■ **Task description**
Copy out all the entries exactly.

┌──

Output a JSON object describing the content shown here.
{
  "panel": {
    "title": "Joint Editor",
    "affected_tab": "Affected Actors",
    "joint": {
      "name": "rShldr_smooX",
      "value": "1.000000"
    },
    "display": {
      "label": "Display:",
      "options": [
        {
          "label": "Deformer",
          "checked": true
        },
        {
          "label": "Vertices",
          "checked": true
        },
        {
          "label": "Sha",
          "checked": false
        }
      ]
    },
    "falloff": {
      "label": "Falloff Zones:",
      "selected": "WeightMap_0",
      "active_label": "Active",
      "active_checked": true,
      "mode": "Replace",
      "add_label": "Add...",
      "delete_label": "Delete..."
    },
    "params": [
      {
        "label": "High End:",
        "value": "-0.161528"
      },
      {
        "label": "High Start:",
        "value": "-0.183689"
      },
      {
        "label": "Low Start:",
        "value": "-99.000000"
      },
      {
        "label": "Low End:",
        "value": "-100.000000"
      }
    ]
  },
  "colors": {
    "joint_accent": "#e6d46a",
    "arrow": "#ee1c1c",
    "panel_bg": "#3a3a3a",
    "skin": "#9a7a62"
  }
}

└──

■ **Completed task**
Output a JSON object describing the content shown here.
{
  "panel": {
    "title": "Joint Editor",
    "affected_tab": "Affected Actors",
    "joint": {
      "name": "rShldr_smooX",
      "value": "1.000000"
    },
    "display": {
      "label": "Display:",
      "options": [
        {
          "label": "Deformer",
          "checked": true
        },
        {
          "label": "Vertices",
          "checked": true
        },
        {
          "label": "Sha",
          "checked": false
        }
      ]
    },
    "falloff": {
      "label": "Falloff Zones:",
      "selected": "WeightMap_0",
      "active_label": "Active",
      "active_checked": true,
      "mode": "Replace",
      "add_label": "Add...",
      "delete_label": "Delete..."
    },
    "params": [
      {
        "label": "High End:",
        "value": "-0.161528"
      },
      {
        "label": "High Start:",
        "value": "-0.183689"
      },
      {
        "label": "Low Start:",
        "value": "-99.000000"
      },
      {
        "label": "Low End:",
        "value": "-100.000000"
      }
    ]
  },
  "colors": {
    "joint_accent": "#e6d46a",
    "arrow": "#ee1c1c",
    "panel_bg": "#3a3a3a",
    "skin": "#9a7a62"
  }
}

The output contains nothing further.